▸ Exercise directions
Search the material below for the word "enten". Copy every line that has it.

(Stored records)
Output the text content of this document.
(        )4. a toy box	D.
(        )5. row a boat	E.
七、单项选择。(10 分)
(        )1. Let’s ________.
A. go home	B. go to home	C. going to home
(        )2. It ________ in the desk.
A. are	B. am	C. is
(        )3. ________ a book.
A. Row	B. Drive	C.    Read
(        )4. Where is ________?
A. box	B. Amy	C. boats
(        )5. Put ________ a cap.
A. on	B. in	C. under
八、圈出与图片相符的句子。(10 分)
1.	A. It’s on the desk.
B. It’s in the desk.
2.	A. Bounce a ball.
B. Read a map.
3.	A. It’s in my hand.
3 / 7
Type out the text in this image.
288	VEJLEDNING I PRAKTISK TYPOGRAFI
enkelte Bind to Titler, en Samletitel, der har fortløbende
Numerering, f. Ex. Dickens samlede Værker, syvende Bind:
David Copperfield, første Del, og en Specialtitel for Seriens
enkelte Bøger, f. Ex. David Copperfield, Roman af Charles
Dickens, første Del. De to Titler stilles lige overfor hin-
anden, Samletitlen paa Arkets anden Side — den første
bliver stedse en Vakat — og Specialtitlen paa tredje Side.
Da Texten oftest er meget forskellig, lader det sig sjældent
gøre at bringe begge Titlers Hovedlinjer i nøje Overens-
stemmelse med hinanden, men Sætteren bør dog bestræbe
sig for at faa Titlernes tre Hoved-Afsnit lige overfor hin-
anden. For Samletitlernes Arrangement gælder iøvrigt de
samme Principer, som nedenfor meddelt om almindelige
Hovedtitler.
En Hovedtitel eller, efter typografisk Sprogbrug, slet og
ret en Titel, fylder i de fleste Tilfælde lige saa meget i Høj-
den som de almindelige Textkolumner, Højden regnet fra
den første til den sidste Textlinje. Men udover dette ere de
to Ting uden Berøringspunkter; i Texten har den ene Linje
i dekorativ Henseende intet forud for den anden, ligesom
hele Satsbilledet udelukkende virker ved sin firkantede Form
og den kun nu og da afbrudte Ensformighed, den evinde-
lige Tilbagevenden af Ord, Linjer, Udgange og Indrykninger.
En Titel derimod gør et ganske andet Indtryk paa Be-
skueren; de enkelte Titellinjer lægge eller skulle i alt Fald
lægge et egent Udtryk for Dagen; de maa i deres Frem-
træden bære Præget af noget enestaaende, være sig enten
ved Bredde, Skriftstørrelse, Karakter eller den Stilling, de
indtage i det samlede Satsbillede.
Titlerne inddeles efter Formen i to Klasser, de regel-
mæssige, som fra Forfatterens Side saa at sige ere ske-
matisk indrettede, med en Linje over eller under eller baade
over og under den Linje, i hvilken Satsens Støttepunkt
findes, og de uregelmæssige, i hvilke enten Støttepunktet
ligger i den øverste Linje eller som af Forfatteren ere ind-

▸ Expected answer
træden bære Præget af noget enestaaende, være sig enten
findes, og de uregelmæssige, i hvilke enten Støttepunktet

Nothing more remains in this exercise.